== AIM ==
Please find all lines in the data that hold the string "hint" and copy them.

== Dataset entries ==

┌────────

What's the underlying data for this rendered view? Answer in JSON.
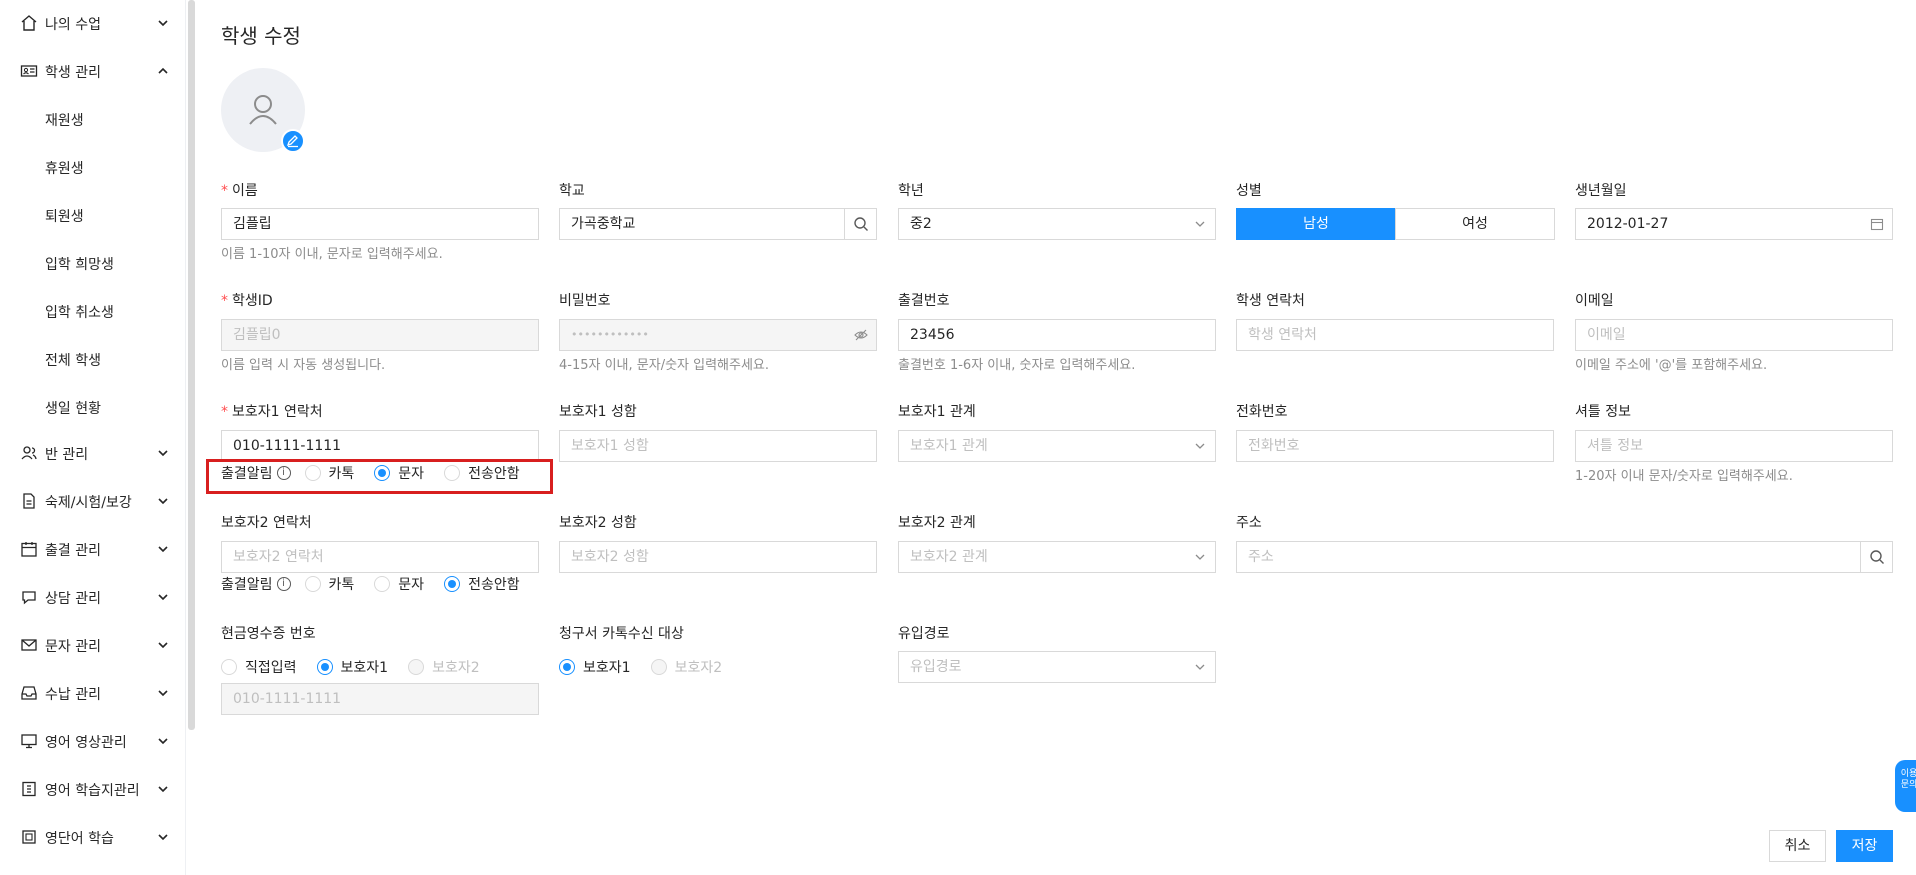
{
  "sidebar": {
    "items": [
      {
        "label": "나의 수업",
        "icon": "home-icon"
      },
      {
        "label": "학생 관리",
        "icon": "id-card-icon",
        "expanded": true,
        "subitems": [
          "재원생",
          "휴원생",
          "퇴원생",
          "입학 희망생",
          "입학 취소생",
          "전체 학생",
          "생일 현황"
        ]
      },
      {
        "label": "반 관리",
        "icon": "users-icon"
      },
      {
        "label": "숙제/시험/보강",
        "icon": "document-icon"
      },
      {
        "label": "출결 관리",
        "icon": "calendar-icon"
      },
      {
        "label": "상담 관리",
        "icon": "chat-icon"
      },
      {
        "label": "문자 관리",
        "icon": "mail-icon"
      },
      {
        "label": "수납 관리",
        "icon": "inbox-icon"
      },
      {
        "label": "영어 영상관리",
        "icon": "monitor-icon"
      },
      {
        "label": "영어 학습지관리",
        "icon": "book-icon"
      },
      {
        "label": "영단어 학습",
        "icon": "dictionary-icon"
      }
    ]
  },
  "page": {
    "title": "학생 수정"
  },
  "form": {
    "name": {
      "label": "이름",
      "value": "김플립",
      "hint": "이름 1-10자 이내, 문자로 입력해주세요."
    },
    "school": {
      "label": "학교",
      "value": "가곡중학교"
    },
    "grade": {
      "label": "학년",
      "value": "중2"
    },
    "gender": {
      "label": "성별",
      "options": [
        "남성",
        "여성"
      ],
      "selected": "남성"
    },
    "birth": {
      "label": "생년월일",
      "value": "2012-01-27"
    },
    "student_id": {
      "label": "학생ID",
      "value": "김플립0",
      "hint": "이름 입력 시 자동 생성됩니다."
    },
    "password": {
      "label": "비밀번호",
      "value": "••••••••••••",
      "hint": "4-15자 이내, 문자/숫자 입력해주세요."
    },
    "attendance_no": {
      "label": "출결번호",
      "value": "23456",
      "hint": "출결번호 1-6자 이내, 숫자로 입력해주세요."
    },
    "student_phone": {
      "label": "학생 연락처",
      "placeholder": "학생 연락처"
    },
    "email": {
      "label": "이메일",
      "placeholder": "이메일",
      "hint": "이메일 주소에 '@'를 포함해주세요."
    },
    "guardian1_phone": {
      "label": "보호자1 연락처",
      "value": "010-1111-1111"
    },
    "guardian1_name": {
      "label": "보호자1 성함",
      "placeholder": "보호자1 성함"
    },
    "guardian1_relation": {
      "label": "보호자1 관계",
      "placeholder": "보호자1 관계"
    },
    "phone": {
      "label": "전화번호",
      "placeholder": "전화번호"
    },
    "shuttle": {
      "label": "셔틀 정보",
      "placeholder": "셔틀 정보",
      "hint": "1-20자 이내 문자/숫자로 입력해주세요."
    },
    "guardian2_phone": {
      "label": "보호자2 연락처",
      "placeholder": "보호자2 연락처"
    },
    "guardian2_name": {
      "label": "보호자2 성함",
      "placeholder": "보호자2 성함"
    },
    "guardian2_relation": {
      "label": "보호자2 관계",
      "placeholder": "보호자2 관계"
    },
    "address": {
      "label": "주소",
      "placeholder": "주소"
    },
    "attendance_alert": {
      "label": "출결알림",
      "options": [
        "카톡",
        "문자",
        "전송안함"
      ],
      "guardian1_selected": "문자",
      "guardian2_selected": "전송안함"
    },
    "cash_receipt": {
      "label": "현금영수증 번호",
      "options": [
        "직접입력",
        "보호자1",
        "보호자2"
      ],
      "selected": "보호자1",
      "value": "010-1111-1111"
    },
    "invoice_target": {
      "label": "청구서 카톡수신 대상",
      "options": [
        "보호자1",
        "보호자2"
      ],
      "selected": "보호자1"
    },
    "inflow": {
      "label": "유입경로",
      "placeholder": "유입경로"
    }
  },
  "actions": {
    "cancel": "취소",
    "save": "저장"
  },
  "float_tab": {
    "label": "이용\n문의"
  },
  "colors": {
    "primary": "#1890ff",
    "required": "#ff4d4f",
    "highlight": "#d81f1f"
  }
}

└────────

== TASK RESPONSE ==
      "hint": "이름 1-10자 이내, 문자로 입력해주세요."
      "hint": "이름 입력 시 자동 생성됩니다."
      "hint": "4-15자 이내, 문자/숫자 입력해주세요."
      "hint": "출결번호 1-6자 이내, 숫자로 입력해주세요."
      "hint": "이메일 주소에 '@'를 포함해주세요."
      "hint": "1-20자 이내 문자/숫자로 입력해주세요."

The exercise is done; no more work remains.